_PROVIDED RECORDS_.
►

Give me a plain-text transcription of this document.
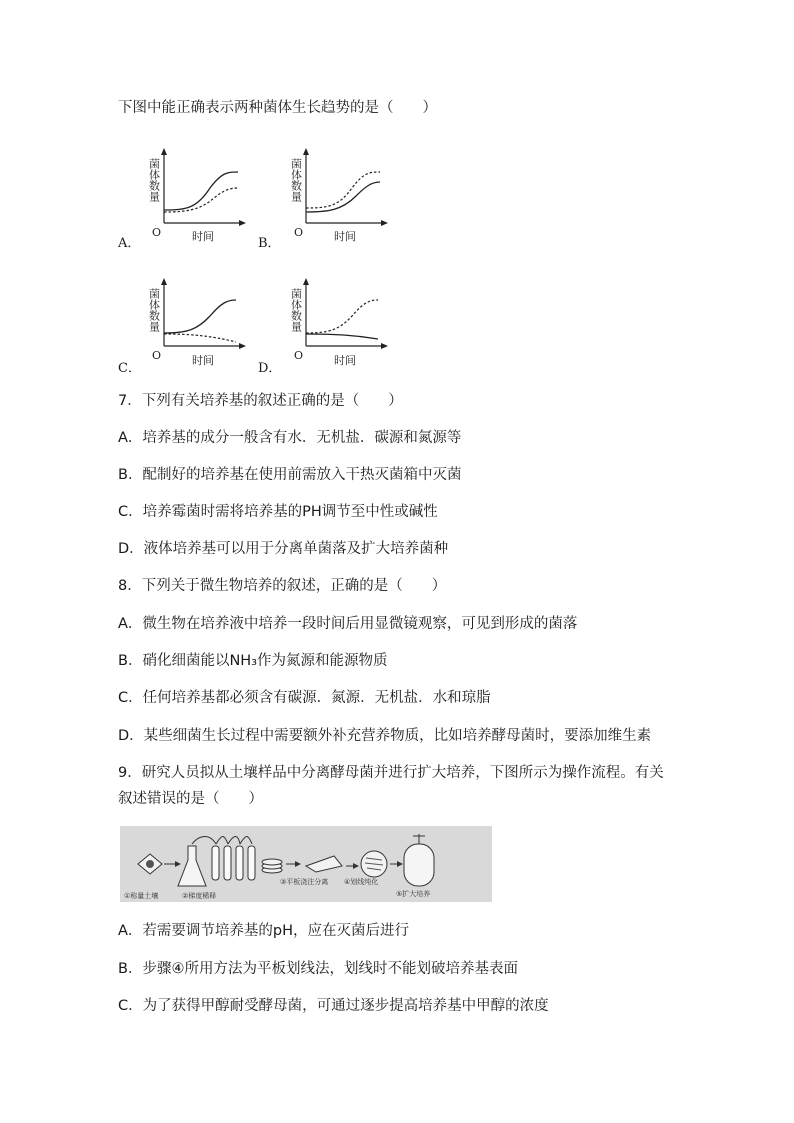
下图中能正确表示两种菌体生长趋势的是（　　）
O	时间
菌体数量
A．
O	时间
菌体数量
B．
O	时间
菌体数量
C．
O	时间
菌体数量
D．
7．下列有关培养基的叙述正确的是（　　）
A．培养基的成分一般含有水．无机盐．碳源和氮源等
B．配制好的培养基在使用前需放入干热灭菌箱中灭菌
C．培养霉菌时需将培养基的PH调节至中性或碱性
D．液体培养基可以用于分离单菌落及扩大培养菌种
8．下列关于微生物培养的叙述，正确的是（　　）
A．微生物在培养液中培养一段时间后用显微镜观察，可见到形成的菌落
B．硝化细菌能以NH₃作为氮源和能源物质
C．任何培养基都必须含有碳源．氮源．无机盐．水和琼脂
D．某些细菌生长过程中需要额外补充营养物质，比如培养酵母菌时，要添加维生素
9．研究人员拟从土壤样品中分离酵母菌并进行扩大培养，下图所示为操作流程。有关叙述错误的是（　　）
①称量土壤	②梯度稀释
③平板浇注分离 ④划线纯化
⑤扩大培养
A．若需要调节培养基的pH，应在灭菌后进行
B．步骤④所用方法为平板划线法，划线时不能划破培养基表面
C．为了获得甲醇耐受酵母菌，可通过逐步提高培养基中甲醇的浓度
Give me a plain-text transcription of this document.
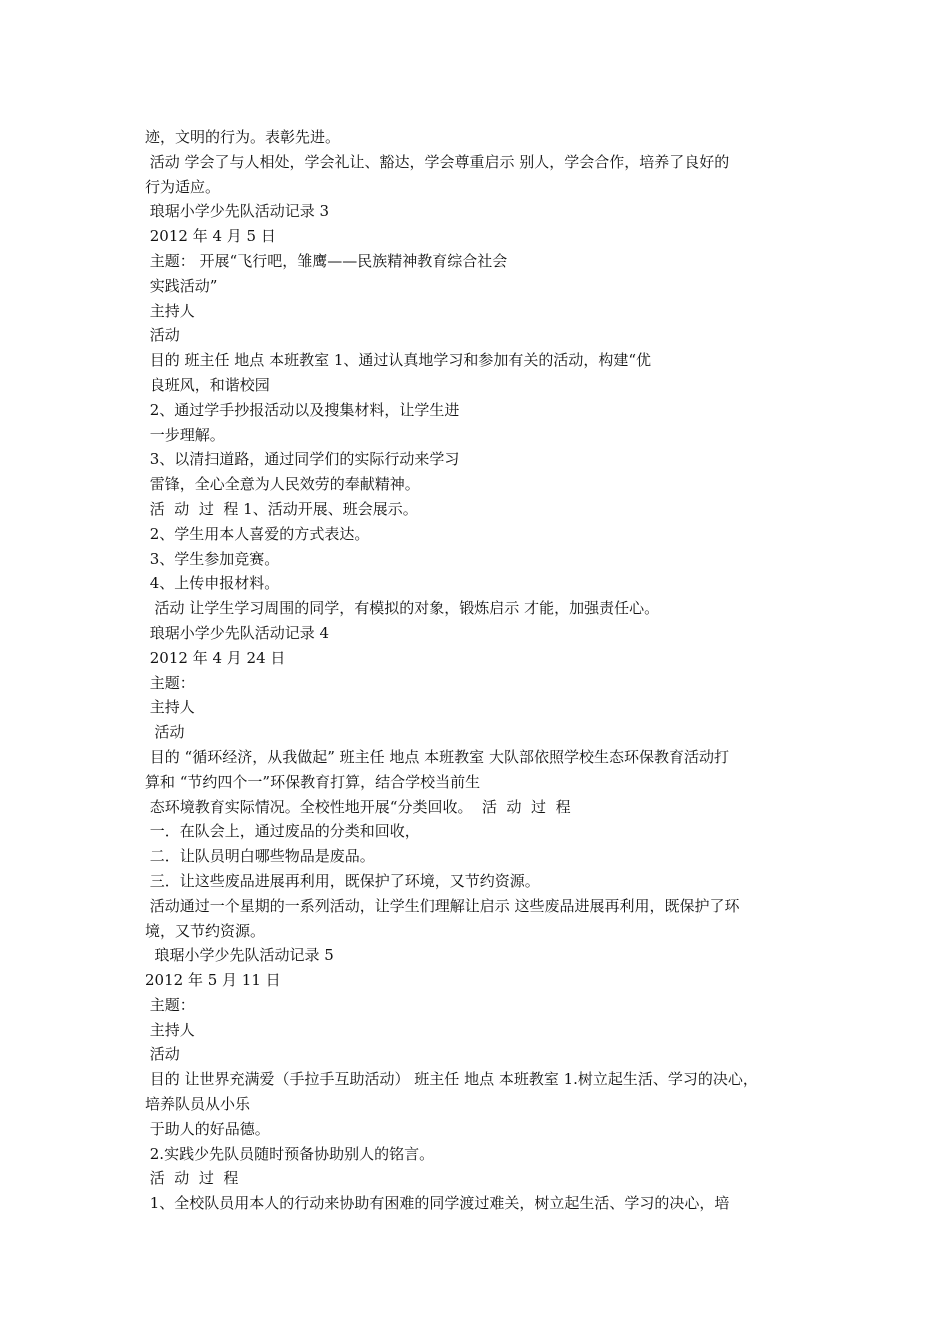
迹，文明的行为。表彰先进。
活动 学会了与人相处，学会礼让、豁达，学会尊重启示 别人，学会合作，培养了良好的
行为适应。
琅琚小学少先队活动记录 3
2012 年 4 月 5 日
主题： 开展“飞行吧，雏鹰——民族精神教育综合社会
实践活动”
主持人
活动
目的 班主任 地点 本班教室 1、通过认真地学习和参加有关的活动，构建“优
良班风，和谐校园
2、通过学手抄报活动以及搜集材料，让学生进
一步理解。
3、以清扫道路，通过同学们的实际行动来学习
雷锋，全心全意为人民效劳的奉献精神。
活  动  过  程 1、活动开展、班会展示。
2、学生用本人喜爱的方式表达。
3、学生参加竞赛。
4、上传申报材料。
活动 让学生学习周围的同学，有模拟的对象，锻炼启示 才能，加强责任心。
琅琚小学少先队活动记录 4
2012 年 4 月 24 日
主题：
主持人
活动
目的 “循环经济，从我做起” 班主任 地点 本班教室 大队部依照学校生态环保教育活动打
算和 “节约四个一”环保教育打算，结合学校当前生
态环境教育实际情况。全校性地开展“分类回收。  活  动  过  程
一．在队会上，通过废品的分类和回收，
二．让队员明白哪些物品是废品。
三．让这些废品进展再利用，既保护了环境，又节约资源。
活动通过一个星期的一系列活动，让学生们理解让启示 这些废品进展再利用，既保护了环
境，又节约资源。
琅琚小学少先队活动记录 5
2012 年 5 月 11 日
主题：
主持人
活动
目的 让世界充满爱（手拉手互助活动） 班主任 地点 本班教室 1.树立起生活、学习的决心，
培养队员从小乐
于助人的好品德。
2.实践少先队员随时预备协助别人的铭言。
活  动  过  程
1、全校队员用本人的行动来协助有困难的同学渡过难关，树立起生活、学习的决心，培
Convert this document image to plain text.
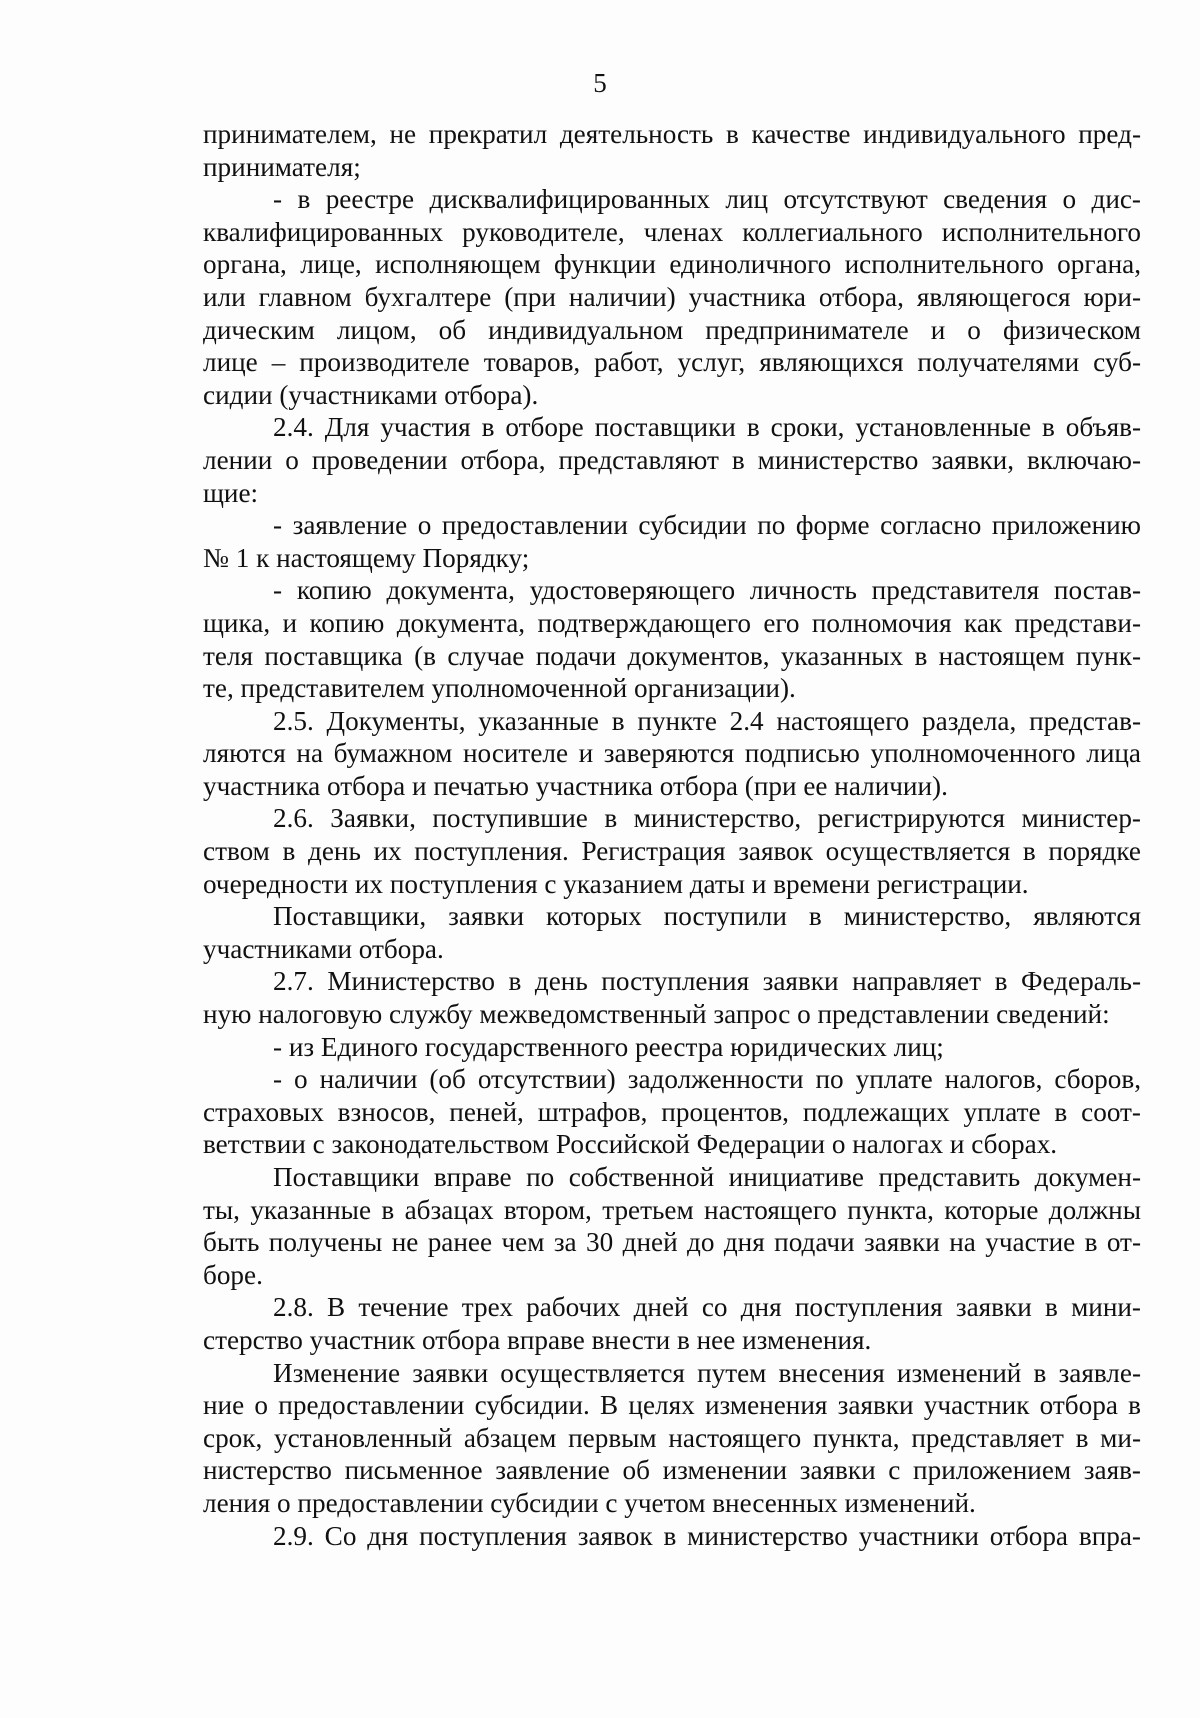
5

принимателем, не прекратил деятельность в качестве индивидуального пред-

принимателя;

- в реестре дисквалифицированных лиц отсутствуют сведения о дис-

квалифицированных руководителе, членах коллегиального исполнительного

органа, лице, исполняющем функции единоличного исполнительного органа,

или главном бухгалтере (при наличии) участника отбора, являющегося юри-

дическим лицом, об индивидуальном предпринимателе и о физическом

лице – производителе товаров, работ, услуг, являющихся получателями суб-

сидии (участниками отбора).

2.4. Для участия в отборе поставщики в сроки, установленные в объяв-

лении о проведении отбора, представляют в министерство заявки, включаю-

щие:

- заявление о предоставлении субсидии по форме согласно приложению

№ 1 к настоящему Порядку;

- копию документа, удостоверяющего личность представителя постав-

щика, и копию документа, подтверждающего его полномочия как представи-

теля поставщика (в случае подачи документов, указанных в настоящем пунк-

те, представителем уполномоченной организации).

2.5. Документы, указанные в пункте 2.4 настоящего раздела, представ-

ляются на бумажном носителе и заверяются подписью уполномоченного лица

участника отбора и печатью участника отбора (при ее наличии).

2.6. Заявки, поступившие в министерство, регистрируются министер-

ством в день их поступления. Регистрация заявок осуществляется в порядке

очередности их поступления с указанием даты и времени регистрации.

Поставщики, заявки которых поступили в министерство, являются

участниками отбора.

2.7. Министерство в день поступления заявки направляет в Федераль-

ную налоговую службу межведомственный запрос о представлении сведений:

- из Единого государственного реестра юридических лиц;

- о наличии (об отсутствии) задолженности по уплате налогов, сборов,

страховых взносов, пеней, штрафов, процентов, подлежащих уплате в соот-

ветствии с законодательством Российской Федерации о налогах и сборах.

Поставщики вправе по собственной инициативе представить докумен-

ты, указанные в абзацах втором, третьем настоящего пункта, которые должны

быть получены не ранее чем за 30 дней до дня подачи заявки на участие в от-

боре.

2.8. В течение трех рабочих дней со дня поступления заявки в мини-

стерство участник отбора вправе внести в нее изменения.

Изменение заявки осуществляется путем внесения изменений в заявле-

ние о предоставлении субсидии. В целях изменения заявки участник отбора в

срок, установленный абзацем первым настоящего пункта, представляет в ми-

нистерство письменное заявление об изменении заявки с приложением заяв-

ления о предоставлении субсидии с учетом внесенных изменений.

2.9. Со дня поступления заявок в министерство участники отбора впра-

◄

_PROBLEM DESCRIPTION_. Show every line from the listing above in which the string "уплате" appears.

_EXPECTED ANSWER_.
- о наличии (об отсутствии) задолженности по уплате налогов, сборов,
страховых взносов, пеней, штрафов, процентов, подлежащих уплате в соот-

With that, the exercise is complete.